** BEGIN EXTRACTED ENTRIES **

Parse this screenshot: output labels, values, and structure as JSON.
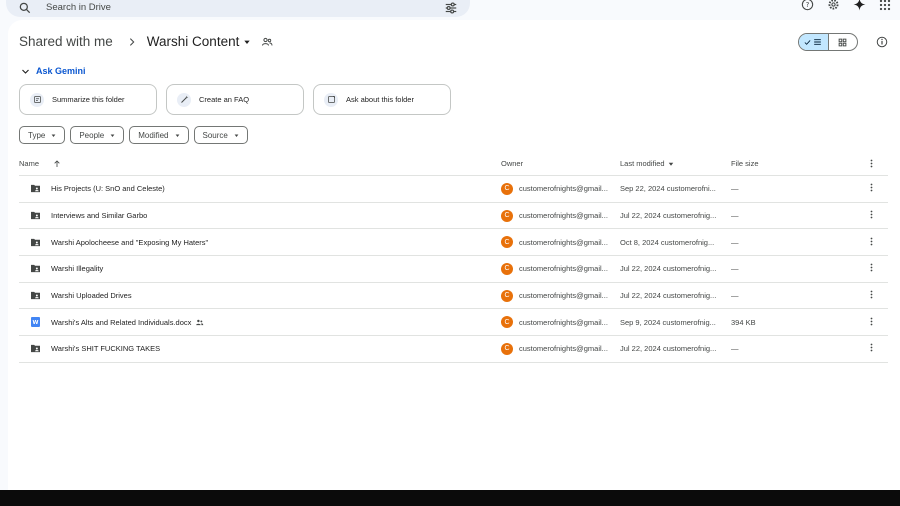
{
  "search": {
    "placeholder": "Search in Drive"
  },
  "breadcrumb": {
    "parent": "Shared with me",
    "current": "Warshi Content"
  },
  "gemini": {
    "label": "Ask Gemini"
  },
  "suggestions": [
    {
      "label": "Summarize this folder",
      "icon": "summarize-icon"
    },
    {
      "label": "Create an FAQ",
      "icon": "magic-pen-icon"
    },
    {
      "label": "Ask about this folder",
      "icon": "ask-icon"
    }
  ],
  "filters": [
    {
      "label": "Type"
    },
    {
      "label": "People"
    },
    {
      "label": "Modified"
    },
    {
      "label": "Source"
    }
  ],
  "columns": {
    "name": "Name",
    "owner": "Owner",
    "modified": "Last modified",
    "size": "File size"
  },
  "files": [
    {
      "name": "His Projects (U: SnO and Celeste)",
      "type": "folder",
      "owner": "customerofnights@gmail...",
      "avatar": "C",
      "modified": "Sep 22, 2024 customerofni...",
      "size": "—",
      "shared": false
    },
    {
      "name": "Interviews and Similar Garbo",
      "type": "folder",
      "owner": "customerofnights@gmail...",
      "avatar": "C",
      "modified": "Jul 22, 2024 customerofnig...",
      "size": "—",
      "shared": false
    },
    {
      "name": "Warshi Apolocheese and \"Exposing My Haters\"",
      "type": "folder",
      "owner": "customerofnights@gmail...",
      "avatar": "C",
      "modified": "Oct 8, 2024 customerofnig...",
      "size": "—",
      "shared": false
    },
    {
      "name": "Warshi Illegality",
      "type": "folder",
      "owner": "customerofnights@gmail...",
      "avatar": "C",
      "modified": "Jul 22, 2024 customerofnig...",
      "size": "—",
      "shared": false
    },
    {
      "name": "Warshi Uploaded Drives",
      "type": "folder",
      "owner": "customerofnights@gmail...",
      "avatar": "C",
      "modified": "Jul 22, 2024 customerofnig...",
      "size": "—",
      "shared": false
    },
    {
      "name": "Warshi's Alts and Related Individuals.docx",
      "type": "doc",
      "owner": "customerofnights@gmail...",
      "avatar": "C",
      "modified": "Sep 9, 2024 customerofnig...",
      "size": "394 KB",
      "shared": true
    },
    {
      "name": "Warshi's SHIT FUCKING TAKES",
      "type": "folder",
      "owner": "customerofnights@gmail...",
      "avatar": "C",
      "modified": "Jul 22, 2024 customerofnig...",
      "size": "—",
      "shared": false
    }
  ],
  "colors": {
    "accent": "#0b57d0",
    "toggle_active": "#c2e7ff",
    "avatar": "#e8710a",
    "doc_blue": "#4285f4"
  }
}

** END EXTRACTED ENTRIES **

Extract every line containing the string "name" from the data above.

(ANSWER TO THIS EXERCISE):
    "name": "Name",
      "name": "His Projects (U: SnO and Celeste)",
      "name": "Interviews and Similar Garbo",
      "name": "Warshi Apolocheese and \"Exposing My Haters\"",
      "name": "Warshi Illegality",
      "name": "Warshi Uploaded Drives",
      "name": "Warshi's Alts and Related Individuals.docx",
      "name": "Warshi's SHIT FUCKING TAKES",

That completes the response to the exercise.